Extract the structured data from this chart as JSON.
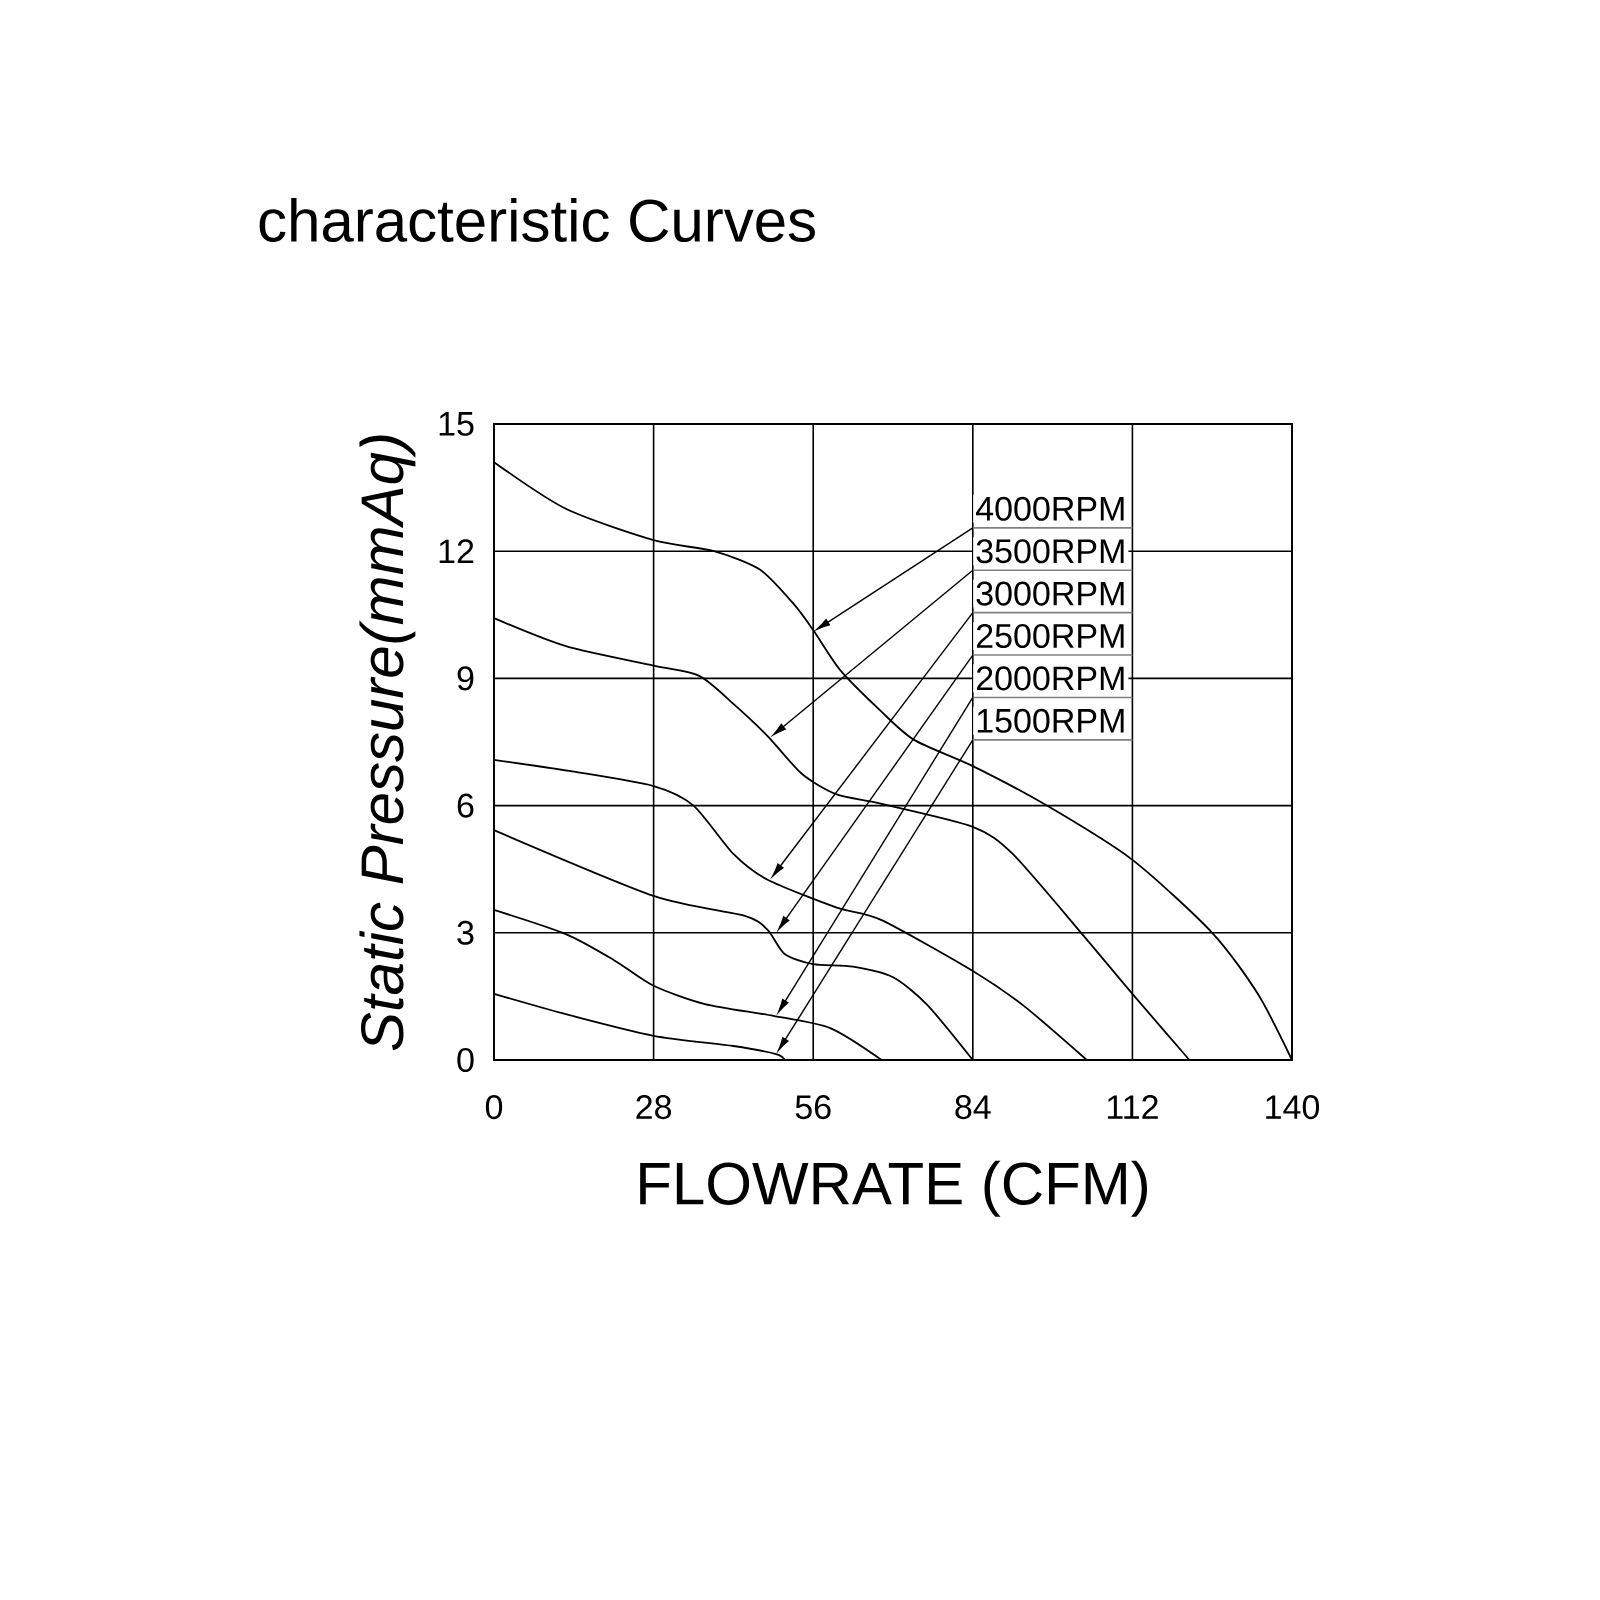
{
  "chart_data": {
    "type": "line",
    "title": "characteristic Curves",
    "xlabel": "FLOWRATE (CFM)",
    "ylabel": "Static  Pressure(mmAq)",
    "xlim": [
      0,
      140
    ],
    "xticks": [
      0,
      28,
      56,
      84,
      112,
      140
    ],
    "ylim": [
      0,
      15
    ],
    "yticks": [
      0,
      3,
      6,
      9,
      12,
      15
    ],
    "grid": true,
    "marker": "none",
    "line_style": "solid",
    "series": [
      {
        "color": "#000000",
        "x": [
          0,
          12.6,
          28,
          38.6,
          46.7,
          52.6,
          56,
          60.7,
          67.7,
          73.7,
          84,
          97,
          112,
          126,
          134,
          140
        ],
        "values": [
          14.1,
          13.0,
          12.26,
          12.0,
          11.56,
          10.75,
          10.14,
          9.2,
          8.25,
          7.55,
          6.93,
          6.0,
          4.72,
          3.0,
          1.56,
          0
        ]
      },
      {
        "color": "#000000",
        "x": [
          0,
          12.6,
          28,
          36,
          42,
          48,
          54,
          60,
          68,
          84,
          91,
          103,
          112,
          122
        ],
        "values": [
          10.42,
          9.76,
          9.3,
          9.06,
          8.4,
          7.64,
          6.75,
          6.27,
          6.04,
          5.5,
          4.86,
          3.0,
          1.56,
          0
        ]
      },
      {
        "color": "#000000",
        "x": [
          0,
          14,
          28,
          35,
          42,
          48,
          60,
          68,
          84,
          93,
          104
        ],
        "values": [
          7.08,
          6.8,
          6.46,
          6.0,
          4.86,
          4.25,
          3.6,
          3.3,
          2.1,
          1.27,
          0
        ]
      },
      {
        "color": "#000000",
        "x": [
          0,
          28,
          44,
          48,
          51,
          56,
          63,
          70,
          76,
          84
        ],
        "values": [
          5.42,
          3.87,
          3.4,
          3.07,
          2.5,
          2.26,
          2.2,
          1.95,
          1.3,
          0
        ]
      },
      {
        "color": "#000000",
        "x": [
          0,
          12.6,
          21,
          28,
          37,
          49,
          59,
          68
        ],
        "values": [
          3.54,
          2.97,
          2.36,
          1.75,
          1.32,
          1.04,
          0.75,
          0
        ]
      },
      {
        "color": "#000000",
        "x": [
          0,
          12.6,
          28,
          42,
          49.5,
          51
        ],
        "values": [
          1.56,
          1.08,
          0.57,
          0.33,
          0.14,
          0
        ]
      }
    ],
    "annotations": [
      {
        "text": "4000RPM",
        "x": 56,
        "y": 10.1
      },
      {
        "text": "3500RPM",
        "x": 48.4,
        "y": 7.6
      },
      {
        "text": "3000RPM",
        "x": 48.4,
        "y": 4.25
      },
      {
        "text": "2500RPM",
        "x": 49.5,
        "y": 3.0
      },
      {
        "text": "2000RPM",
        "x": 49.5,
        "y": 1.04
      },
      {
        "text": "1500RPM",
        "x": 49.5,
        "y": 0.14
      }
    ]
  }
}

————

[Instructions for the task]
Reproduce the listing above exactly, excluding all pictures.

[Answer for the task]
Extract the structured data from this chart as JSON.
{
  "chart_data": {
    "type": "line",
    "title": "characteristic Curves",
    "xlabel": "FLOWRATE (CFM)",
    "ylabel": "Static  Pressure(mmAq)",
    "xlim": [
      0,
      140
    ],
    "xticks": [
      0,
      28,
      56,
      84,
      112,
      140
    ],
    "ylim": [
      0,
      15
    ],
    "yticks": [
      0,
      3,
      6,
      9,
      12,
      15
    ],
    "grid": true,
    "marker": "none",
    "line_style": "solid",
    "series": [
      {
        "color": "#000000",
        "x": [
          0,
          12.6,
          28,
          38.6,
          46.7,
          52.6,
          56,
          60.7,
          67.7,
          73.7,
          84,
          97,
          112,
          126,
          134,
          140
        ],
        "values": [
          14.1,
          13.0,
          12.26,
          12.0,
          11.56,
          10.75,
          10.14,
          9.2,
          8.25,
          7.55,
          6.93,
          6.0,
          4.72,
          3.0,
          1.56,
          0
        ]
      },
      {
        "color": "#000000",
        "x": [
          0,
          12.6,
          28,
          36,
          42,
          48,
          54,
          60,
          68,
          84,
          91,
          103,
          112,
          122
        ],
        "values": [
          10.42,
          9.76,
          9.3,
          9.06,
          8.4,
          7.64,
          6.75,
          6.27,
          6.04,
          5.5,
          4.86,
          3.0,
          1.56,
          0
        ]
      },
      {
        "color": "#000000",
        "x": [
          0,
          14,
          28,
          35,
          42,
          48,
          60,
          68,
          84,
          93,
          104
        ],
        "values": [
          7.08,
          6.8,
          6.46,
          6.0,
          4.86,
          4.25,
          3.6,
          3.3,
          2.1,
          1.27,
          0
        ]
      },
      {
        "color": "#000000",
        "x": [
          0,
          28,
          44,
          48,
          51,
          56,
          63,
          70,
          76,
          84
        ],
        "values": [
          5.42,
          3.87,
          3.4,
          3.07,
          2.5,
          2.26,
          2.2,
          1.95,
          1.3,
          0
        ]
      },
      {
        "color": "#000000",
        "x": [
          0,
          12.6,
          21,
          28,
          37,
          49,
          59,
          68
        ],
        "values": [
          3.54,
          2.97,
          2.36,
          1.75,
          1.32,
          1.04,
          0.75,
          0
        ]
      },
      {
        "color": "#000000",
        "x": [
          0,
          12.6,
          28,
          42,
          49.5,
          51
        ],
        "values": [
          1.56,
          1.08,
          0.57,
          0.33,
          0.14,
          0
        ]
      }
    ],
    "annotations": [
      {
        "text": "4000RPM",
        "x": 56,
        "y": 10.1
      },
      {
        "text": "3500RPM",
        "x": 48.4,
        "y": 7.6
      },
      {
        "text": "3000RPM",
        "x": 48.4,
        "y": 4.25
      },
      {
        "text": "2500RPM",
        "x": 49.5,
        "y": 3.0
      },
      {
        "text": "2000RPM",
        "x": 49.5,
        "y": 1.04
      },
      {
        "text": "1500RPM",
        "x": 49.5,
        "y": 0.14
      }
    ]
  }
}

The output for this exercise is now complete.